Written instruction
Reproduce the items word for word, from the first line through the line containing "level-tag: Lv.7 [66, 611, 174, 655]", with both of those lines included.

Dataset entries

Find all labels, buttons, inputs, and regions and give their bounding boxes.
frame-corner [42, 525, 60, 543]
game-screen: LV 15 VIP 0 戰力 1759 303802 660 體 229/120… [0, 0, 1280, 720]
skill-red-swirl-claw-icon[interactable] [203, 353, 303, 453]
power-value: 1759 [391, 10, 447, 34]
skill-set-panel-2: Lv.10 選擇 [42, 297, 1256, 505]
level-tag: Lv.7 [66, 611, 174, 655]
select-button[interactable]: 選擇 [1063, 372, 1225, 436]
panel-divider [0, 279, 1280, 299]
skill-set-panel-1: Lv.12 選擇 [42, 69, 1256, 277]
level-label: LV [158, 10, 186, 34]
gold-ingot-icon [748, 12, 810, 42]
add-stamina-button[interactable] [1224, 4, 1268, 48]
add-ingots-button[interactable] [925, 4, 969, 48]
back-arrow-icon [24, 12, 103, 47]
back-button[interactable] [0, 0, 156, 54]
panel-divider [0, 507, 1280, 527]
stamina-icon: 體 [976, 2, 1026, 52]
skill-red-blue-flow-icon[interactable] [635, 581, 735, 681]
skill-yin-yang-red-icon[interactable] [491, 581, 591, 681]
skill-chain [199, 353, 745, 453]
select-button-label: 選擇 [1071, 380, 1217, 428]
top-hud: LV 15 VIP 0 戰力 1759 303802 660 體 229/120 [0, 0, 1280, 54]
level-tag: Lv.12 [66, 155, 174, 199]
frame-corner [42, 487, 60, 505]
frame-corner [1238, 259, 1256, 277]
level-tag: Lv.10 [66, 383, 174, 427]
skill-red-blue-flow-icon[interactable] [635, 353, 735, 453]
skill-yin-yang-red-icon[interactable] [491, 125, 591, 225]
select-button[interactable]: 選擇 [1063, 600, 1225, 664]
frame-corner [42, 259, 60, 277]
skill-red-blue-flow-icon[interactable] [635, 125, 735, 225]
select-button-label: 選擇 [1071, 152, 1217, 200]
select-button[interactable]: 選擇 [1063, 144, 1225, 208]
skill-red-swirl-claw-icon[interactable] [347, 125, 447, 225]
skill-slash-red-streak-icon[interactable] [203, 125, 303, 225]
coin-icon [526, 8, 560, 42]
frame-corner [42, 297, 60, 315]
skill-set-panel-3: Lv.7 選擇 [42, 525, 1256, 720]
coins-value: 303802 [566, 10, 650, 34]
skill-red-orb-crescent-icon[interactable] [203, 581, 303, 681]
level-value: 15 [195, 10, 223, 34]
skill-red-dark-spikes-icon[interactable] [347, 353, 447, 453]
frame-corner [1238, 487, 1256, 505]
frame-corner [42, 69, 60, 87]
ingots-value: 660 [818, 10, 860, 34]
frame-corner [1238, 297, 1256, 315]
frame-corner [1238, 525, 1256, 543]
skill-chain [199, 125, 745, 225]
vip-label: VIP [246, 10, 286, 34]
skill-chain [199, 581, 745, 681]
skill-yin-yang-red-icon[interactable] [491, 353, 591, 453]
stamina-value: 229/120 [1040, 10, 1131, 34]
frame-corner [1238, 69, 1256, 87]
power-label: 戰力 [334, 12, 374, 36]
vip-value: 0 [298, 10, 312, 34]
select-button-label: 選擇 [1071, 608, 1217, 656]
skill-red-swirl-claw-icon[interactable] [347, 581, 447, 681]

Answer
Find all labels, buttons, inputs, and regions and give their bounding boxes.
frame-corner [42, 525, 60, 543]
game-screen: LV 15 VIP 0 戰力 1759 303802 660 體 229/120… [0, 0, 1280, 720]
skill-red-swirl-claw-icon[interactable] [203, 353, 303, 453]
power-value: 1759 [391, 10, 447, 34]
skill-set-panel-2: Lv.10 選擇 [42, 297, 1256, 505]
level-tag: Lv.7 [66, 611, 174, 655]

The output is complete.